# [The task]
Each line that contains the word "Detection" counts once; give the total for the records below and nothing else.

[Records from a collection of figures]
..............................

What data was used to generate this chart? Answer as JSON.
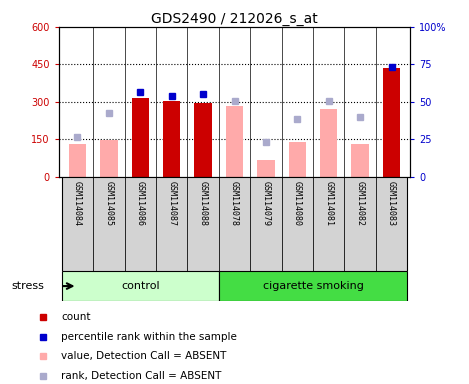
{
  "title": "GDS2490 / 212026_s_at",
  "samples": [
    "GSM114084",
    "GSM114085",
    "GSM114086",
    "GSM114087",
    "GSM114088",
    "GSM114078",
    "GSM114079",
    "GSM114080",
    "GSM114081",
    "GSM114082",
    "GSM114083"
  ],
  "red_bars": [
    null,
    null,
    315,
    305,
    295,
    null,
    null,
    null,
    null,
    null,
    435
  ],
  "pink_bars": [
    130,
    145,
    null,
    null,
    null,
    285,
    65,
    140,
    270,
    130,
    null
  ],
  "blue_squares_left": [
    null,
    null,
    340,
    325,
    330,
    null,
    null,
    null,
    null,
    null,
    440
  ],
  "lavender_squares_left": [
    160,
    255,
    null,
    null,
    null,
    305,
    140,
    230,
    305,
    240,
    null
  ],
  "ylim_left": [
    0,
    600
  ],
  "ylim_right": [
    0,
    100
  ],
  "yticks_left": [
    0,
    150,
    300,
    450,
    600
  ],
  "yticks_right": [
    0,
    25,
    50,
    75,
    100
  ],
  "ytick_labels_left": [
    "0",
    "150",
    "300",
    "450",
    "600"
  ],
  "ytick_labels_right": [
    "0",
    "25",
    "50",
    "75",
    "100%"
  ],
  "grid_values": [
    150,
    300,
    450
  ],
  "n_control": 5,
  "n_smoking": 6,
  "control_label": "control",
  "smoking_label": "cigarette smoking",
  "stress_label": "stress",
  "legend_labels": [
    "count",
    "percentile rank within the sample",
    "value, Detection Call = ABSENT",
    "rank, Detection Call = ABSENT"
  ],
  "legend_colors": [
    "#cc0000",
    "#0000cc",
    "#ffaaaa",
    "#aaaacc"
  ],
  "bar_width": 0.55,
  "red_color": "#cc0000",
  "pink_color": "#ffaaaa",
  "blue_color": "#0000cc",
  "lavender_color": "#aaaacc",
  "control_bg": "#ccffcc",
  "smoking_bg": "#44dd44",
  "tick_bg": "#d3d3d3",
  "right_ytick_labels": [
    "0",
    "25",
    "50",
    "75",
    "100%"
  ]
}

..............................

# [Problem solution]
2